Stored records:
▬▬▬

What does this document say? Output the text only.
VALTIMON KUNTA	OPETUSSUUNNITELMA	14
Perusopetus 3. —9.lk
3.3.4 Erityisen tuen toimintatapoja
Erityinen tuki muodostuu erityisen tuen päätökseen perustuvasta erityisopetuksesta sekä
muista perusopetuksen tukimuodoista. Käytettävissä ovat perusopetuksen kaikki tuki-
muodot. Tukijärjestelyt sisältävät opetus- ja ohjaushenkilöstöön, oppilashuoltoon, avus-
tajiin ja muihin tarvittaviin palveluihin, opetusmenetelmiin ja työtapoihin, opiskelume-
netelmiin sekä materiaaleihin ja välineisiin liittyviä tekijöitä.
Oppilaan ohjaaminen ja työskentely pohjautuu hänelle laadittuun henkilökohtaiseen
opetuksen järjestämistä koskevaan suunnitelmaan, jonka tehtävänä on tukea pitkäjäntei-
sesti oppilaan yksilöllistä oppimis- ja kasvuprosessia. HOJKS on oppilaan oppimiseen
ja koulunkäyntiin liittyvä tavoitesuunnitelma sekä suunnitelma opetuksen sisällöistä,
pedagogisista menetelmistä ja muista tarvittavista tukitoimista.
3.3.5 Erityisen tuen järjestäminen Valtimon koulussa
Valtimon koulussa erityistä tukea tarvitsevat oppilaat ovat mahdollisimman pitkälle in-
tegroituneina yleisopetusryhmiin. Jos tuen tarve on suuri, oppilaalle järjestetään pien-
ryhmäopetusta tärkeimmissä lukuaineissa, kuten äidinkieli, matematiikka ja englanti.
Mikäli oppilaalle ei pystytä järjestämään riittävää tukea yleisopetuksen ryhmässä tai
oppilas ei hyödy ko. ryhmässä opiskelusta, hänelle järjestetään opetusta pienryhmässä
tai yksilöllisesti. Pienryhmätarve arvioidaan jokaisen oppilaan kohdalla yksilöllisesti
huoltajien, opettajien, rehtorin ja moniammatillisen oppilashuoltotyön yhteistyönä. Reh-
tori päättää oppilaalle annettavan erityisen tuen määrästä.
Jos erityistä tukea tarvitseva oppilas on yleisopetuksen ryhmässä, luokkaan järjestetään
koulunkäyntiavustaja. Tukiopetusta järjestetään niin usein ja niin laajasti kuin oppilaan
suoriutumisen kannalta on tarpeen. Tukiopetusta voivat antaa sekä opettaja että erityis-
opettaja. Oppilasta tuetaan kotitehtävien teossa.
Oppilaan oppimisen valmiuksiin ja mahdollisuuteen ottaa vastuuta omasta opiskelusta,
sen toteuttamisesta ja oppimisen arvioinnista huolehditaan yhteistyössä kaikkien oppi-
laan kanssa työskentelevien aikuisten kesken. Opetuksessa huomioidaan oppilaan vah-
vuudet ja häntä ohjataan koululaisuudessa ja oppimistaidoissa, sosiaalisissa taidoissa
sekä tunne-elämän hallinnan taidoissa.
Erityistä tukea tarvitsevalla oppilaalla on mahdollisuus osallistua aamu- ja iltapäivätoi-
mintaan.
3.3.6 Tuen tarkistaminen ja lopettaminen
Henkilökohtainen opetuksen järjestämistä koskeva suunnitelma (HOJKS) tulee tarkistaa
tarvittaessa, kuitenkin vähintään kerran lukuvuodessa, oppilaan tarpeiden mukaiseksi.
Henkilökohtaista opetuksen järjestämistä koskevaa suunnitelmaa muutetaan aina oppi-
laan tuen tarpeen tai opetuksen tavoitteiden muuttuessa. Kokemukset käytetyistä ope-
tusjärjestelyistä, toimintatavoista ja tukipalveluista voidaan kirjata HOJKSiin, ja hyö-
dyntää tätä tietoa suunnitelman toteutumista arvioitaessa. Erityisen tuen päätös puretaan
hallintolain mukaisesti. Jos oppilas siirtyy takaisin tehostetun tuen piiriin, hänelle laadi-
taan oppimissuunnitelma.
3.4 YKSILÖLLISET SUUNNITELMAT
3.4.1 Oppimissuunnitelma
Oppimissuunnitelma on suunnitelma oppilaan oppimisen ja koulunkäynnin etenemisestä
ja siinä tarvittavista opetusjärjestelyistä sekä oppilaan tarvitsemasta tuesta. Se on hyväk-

▬▬▬

• **REQUIREMENTS**: Each record above should be returned exactly as it appears.

• **EXPECTED ANSWER**:
What does this document say? Output the text only.
VALTIMON KUNTA	OPETUSSUUNNITELMA	14
Perusopetus 3. —9.lk
3.3.4 Erityisen tuen toimintatapoja
Erityinen tuki muodostuu erityisen tuen päätökseen perustuvasta erityisopetuksesta sekä
muista perusopetuksen tukimuodoista. Käytettävissä ovat perusopetuksen kaikki tuki-
muodot. Tukijärjestelyt sisältävät opetus- ja ohjaushenkilöstöön, oppilashuoltoon, avus-
tajiin ja muihin tarvittaviin palveluihin, opetusmenetelmiin ja työtapoihin, opiskelume-
netelmiin sekä materiaaleihin ja välineisiin liittyviä tekijöitä.
Oppilaan ohjaaminen ja työskentely pohjautuu hänelle laadittuun henkilökohtaiseen
opetuksen järjestämistä koskevaan suunnitelmaan, jonka tehtävänä on tukea pitkäjäntei-
sesti oppilaan yksilöllistä oppimis- ja kasvuprosessia. HOJKS on oppilaan oppimiseen
ja koulunkäyntiin liittyvä tavoitesuunnitelma sekä suunnitelma opetuksen sisällöistä,
pedagogisista menetelmistä ja muista tarvittavista tukitoimista.
3.3.5 Erityisen tuen järjestäminen Valtimon koulussa
Valtimon koulussa erityistä tukea tarvitsevat oppilaat ovat mahdollisimman pitkälle in-
tegroituneina yleisopetusryhmiin. Jos tuen tarve on suuri, oppilaalle järjestetään pien-
ryhmäopetusta tärkeimmissä lukuaineissa, kuten äidinkieli, matematiikka ja englanti.
Mikäli oppilaalle ei pystytä järjestämään riittävää tukea yleisopetuksen ryhmässä tai
oppilas ei hyödy ko. ryhmässä opiskelusta, hänelle järjestetään opetusta pienryhmässä
tai yksilöllisesti. Pienryhmätarve arvioidaan jokaisen oppilaan kohdalla yksilöllisesti
huoltajien, opettajien, rehtorin ja moniammatillisen oppilashuoltotyön yhteistyönä. Reh-
tori päättää oppilaalle annettavan erityisen tuen määrästä.
Jos erityistä tukea tarvitseva oppilas on yleisopetuksen ryhmässä, luokkaan järjestetään
koulunkäyntiavustaja. Tukiopetusta järjestetään niin usein ja niin laajasti kuin oppilaan
suoriutumisen kannalta on tarpeen. Tukiopetusta voivat antaa sekä opettaja että erityis-
opettaja. Oppilasta tuetaan kotitehtävien teossa.
Oppilaan oppimisen valmiuksiin ja mahdollisuuteen ottaa vastuuta omasta opiskelusta,
sen toteuttamisesta ja oppimisen arvioinnista huolehditaan yhteistyössä kaikkien oppi-
laan kanssa työskentelevien aikuisten kesken. Opetuksessa huomioidaan oppilaan vah-
vuudet ja häntä ohjataan koululaisuudessa ja oppimistaidoissa, sosiaalisissa taidoissa
sekä tunne-elämän hallinnan taidoissa.
Erityistä tukea tarvitsevalla oppilaalla on mahdollisuus osallistua aamu- ja iltapäivätoi-
mintaan.
3.3.6 Tuen tarkistaminen ja lopettaminen
Henkilökohtainen opetuksen järjestämistä koskeva suunnitelma (HOJKS) tulee tarkistaa
tarvittaessa, kuitenkin vähintään kerran lukuvuodessa, oppilaan tarpeiden mukaiseksi.
Henkilökohtaista opetuksen järjestämistä koskevaa suunnitelmaa muutetaan aina oppi-
laan tuen tarpeen tai opetuksen tavoitteiden muuttuessa. Kokemukset käytetyistä ope-
tusjärjestelyistä, toimintatavoista ja tukipalveluista voidaan kirjata HOJKSiin, ja hyö-
dyntää tätä tietoa suunnitelman toteutumista arvioitaessa. Erityisen tuen päätös puretaan
hallintolain mukaisesti. Jos oppilas siirtyy takaisin tehostetun tuen piiriin, hänelle laadi-
taan oppimissuunnitelma.
3.4 YKSILÖLLISET SUUNNITELMAT
3.4.1 Oppimissuunnitelma
Oppimissuunnitelma on suunnitelma oppilaan oppimisen ja koulunkäynnin etenemisestä
ja siinä tarvittavista opetusjärjestelyistä sekä oppilaan tarvitsemasta tuesta. Se on hyväk-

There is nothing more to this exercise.